= Set problem =
Pictures appear in the records below; write out everything else exactly.

>> BEGIN Record excerpts

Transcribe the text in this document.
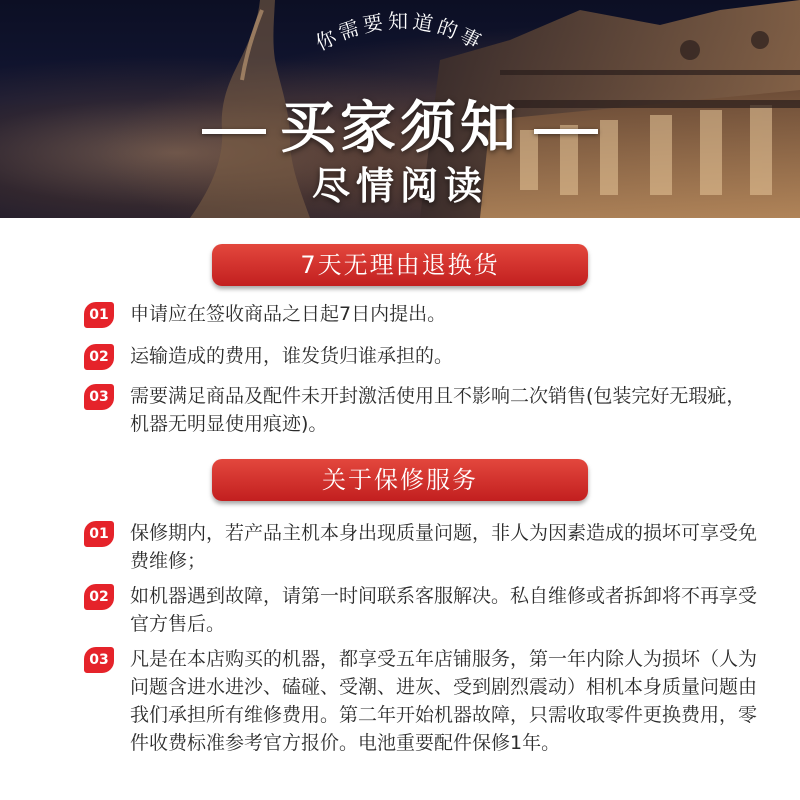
你需要知道的事
买家须知
尽情阅读
7天无理由退换货
01 申请应在签收商品之日起7日内提出。
02 运输造成的费用，谁发货归谁承担的。
03 需要满足商品及配件未开封激活使用且不影响二次销售(包装完好无瑕疵，机器无明显使用痕迹)。
关于保修服务
01 保修期内，若产品主机本身出现质量问题，非人为因素造成的损坏可享受免费维修；
02 如机器遇到故障，请第一时间联系客服解决。私自维修或者拆卸将不再享受官方售后。
03 凡是在本店购买的机器，都享受五年店铺服务，第一年内除人为损坏（人为问题含进水进沙、磕碰、受潮、进灰、受到剧烈震动）相机本身质量问题由我们承担所有维修费用。第二年开始机器故障，只需收取零件更换费用，零件收费标准参考官方报价。电池重要配件保修1年。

>> END Record excerpts

= Answer for this exercise =
Transcribe the text in this document.
你需要知道的事
买家须知
尽情阅读
7天无理由退换货
01 申请应在签收商品之日起7日内提出。
02 运输造成的费用，谁发货归谁承担的。
03 需要满足商品及配件未开封激活使用且不影响二次销售(包装完好无瑕疵，机器无明显使用痕迹)。
关于保修服务
01 保修期内，若产品主机本身出现质量问题，非人为因素造成的损坏可享受免费维修；
02 如机器遇到故障，请第一时间联系客服解决。私自维修或者拆卸将不再享受官方售后。
03 凡是在本店购买的机器，都享受五年店铺服务，第一年内除人为损坏（人为问题含进水进沙、磕碰、受潮、进灰、受到剧烈震动）相机本身质量问题由我们承担所有维修费用。第二年开始机器故障，只需收取零件更换费用，零件收费标准参考官方报价。电池重要配件保修1年。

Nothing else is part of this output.